+++ RECORDS

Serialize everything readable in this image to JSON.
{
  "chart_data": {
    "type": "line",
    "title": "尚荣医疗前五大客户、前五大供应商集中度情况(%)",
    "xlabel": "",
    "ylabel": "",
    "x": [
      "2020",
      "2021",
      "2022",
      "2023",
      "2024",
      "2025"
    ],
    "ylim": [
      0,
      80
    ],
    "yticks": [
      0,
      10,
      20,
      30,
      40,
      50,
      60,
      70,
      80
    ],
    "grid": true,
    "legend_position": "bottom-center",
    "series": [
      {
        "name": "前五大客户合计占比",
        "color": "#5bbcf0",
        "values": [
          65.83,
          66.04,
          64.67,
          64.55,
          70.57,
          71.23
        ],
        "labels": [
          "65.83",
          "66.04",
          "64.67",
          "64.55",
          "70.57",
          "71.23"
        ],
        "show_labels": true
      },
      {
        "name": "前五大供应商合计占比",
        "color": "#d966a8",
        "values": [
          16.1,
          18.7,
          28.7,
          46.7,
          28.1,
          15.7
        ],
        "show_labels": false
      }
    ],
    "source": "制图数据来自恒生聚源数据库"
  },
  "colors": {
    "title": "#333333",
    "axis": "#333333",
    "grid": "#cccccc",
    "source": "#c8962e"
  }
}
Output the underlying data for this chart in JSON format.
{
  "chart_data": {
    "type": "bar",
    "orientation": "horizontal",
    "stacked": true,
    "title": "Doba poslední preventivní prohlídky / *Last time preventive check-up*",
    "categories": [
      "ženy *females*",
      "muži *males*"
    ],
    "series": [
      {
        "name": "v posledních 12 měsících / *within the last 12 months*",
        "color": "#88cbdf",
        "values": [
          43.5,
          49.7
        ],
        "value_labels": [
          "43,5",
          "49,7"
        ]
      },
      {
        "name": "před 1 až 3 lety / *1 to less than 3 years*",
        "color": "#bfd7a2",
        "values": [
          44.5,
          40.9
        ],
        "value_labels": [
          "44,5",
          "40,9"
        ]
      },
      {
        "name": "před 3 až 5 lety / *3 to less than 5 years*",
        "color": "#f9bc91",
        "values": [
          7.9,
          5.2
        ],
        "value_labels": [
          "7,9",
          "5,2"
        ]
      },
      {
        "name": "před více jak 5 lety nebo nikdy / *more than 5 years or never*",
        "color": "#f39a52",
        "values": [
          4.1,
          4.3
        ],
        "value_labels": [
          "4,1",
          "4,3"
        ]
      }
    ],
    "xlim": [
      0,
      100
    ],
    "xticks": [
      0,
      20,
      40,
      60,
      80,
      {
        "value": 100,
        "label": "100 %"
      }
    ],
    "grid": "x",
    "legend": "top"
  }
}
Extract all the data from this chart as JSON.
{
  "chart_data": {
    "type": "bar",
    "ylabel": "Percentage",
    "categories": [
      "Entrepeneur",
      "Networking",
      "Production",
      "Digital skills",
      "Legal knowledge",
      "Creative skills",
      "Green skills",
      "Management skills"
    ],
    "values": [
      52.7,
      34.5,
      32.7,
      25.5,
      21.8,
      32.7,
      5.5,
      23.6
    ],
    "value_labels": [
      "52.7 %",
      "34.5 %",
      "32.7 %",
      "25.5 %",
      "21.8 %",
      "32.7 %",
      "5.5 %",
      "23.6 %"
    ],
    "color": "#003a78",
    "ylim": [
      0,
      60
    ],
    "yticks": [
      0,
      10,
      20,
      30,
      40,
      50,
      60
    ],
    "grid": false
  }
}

++++++

DIRECTION -> Return every record, word for word.

CORRECT RESPONSE ->
Serialize everything readable in this image to JSON.
{
  "chart_data": {
    "type": "line",
    "title": "尚荣医疗前五大客户、前五大供应商集中度情况(%)",
    "xlabel": "",
    "ylabel": "",
    "x": [
      "2020",
      "2021",
      "2022",
      "2023",
      "2024",
      "2025"
    ],
    "ylim": [
      0,
      80
    ],
    "yticks": [
      0,
      10,
      20,
      30,
      40,
      50,
      60,
      70,
      80
    ],
    "grid": true,
    "legend_position": "bottom-center",
    "series": [
      {
        "name": "前五大客户合计占比",
        "color": "#5bbcf0",
        "values": [
          65.83,
          66.04,
          64.67,
          64.55,
          70.57,
          71.23
        ],
        "labels": [
          "65.83",
          "66.04",
          "64.67",
          "64.55",
          "70.57",
          "71.23"
        ],
        "show_labels": true
      },
      {
        "name": "前五大供应商合计占比",
        "color": "#d966a8",
        "values": [
          16.1,
          18.7,
          28.7,
          46.7,
          28.1,
          15.7
        ],
        "show_labels": false
      }
    ],
    "source": "制图数据来自恒生聚源数据库"
  },
  "colors": {
    "title": "#333333",
    "axis": "#333333",
    "grid": "#cccccc",
    "source": "#c8962e"
  }
}
Output the underlying data for this chart in JSON format.
{
  "chart_data": {
    "type": "bar",
    "orientation": "horizontal",
    "stacked": true,
    "title": "Doba poslední preventivní prohlídky / *Last time preventive check-up*",
    "categories": [
      "ženy *females*",
      "muži *males*"
    ],
    "series": [
      {
        "name": "v posledních 12 měsících / *within the last 12 months*",
        "color": "#88cbdf",
        "values": [
          43.5,
          49.7
        ],
        "value_labels": [
          "43,5",
          "49,7"
        ]
      },
      {
        "name": "před 1 až 3 lety / *1 to less than 3 years*",
        "color": "#bfd7a2",
        "values": [
          44.5,
          40.9
        ],
        "value_labels": [
          "44,5",
          "40,9"
        ]
      },
      {
        "name": "před 3 až 5 lety / *3 to less than 5 years*",
        "color": "#f9bc91",
        "values": [
          7.9,
          5.2
        ],
        "value_labels": [
          "7,9",
          "5,2"
        ]
      },
      {
        "name": "před více jak 5 lety nebo nikdy / *more than 5 years or never*",
        "color": "#f39a52",
        "values": [
          4.1,
          4.3
        ],
        "value_labels": [
          "4,1",
          "4,3"
        ]
      }
    ],
    "xlim": [
      0,
      100
    ],
    "xticks": [
      0,
      20,
      40,
      60,
      80,
      {
        "value": 100,
        "label": "100 %"
      }
    ],
    "grid": "x",
    "legend": "top"
  }
}
Extract all the data from this chart as JSON.
{
  "chart_data": {
    "type": "bar",
    "ylabel": "Percentage",
    "categories": [
      "Entrepeneur",
      "Networking",
      "Production",
      "Digital skills",
      "Legal knowledge",
      "Creative skills",
      "Green skills",
      "Management skills"
    ],
    "values": [
      52.7,
      34.5,
      32.7,
      25.5,
      21.8,
      32.7,
      5.5,
      23.6
    ],
    "value_labels": [
      "52.7 %",
      "34.5 %",
      "32.7 %",
      "25.5 %",
      "21.8 %",
      "32.7 %",
      "5.5 %",
      "23.6 %"
    ],
    "color": "#003a78",
    "ylim": [
      0,
      60
    ],
    "yticks": [
      0,
      10,
      20,
      30,
      40,
      50,
      60
    ],
    "grid": false
  }
}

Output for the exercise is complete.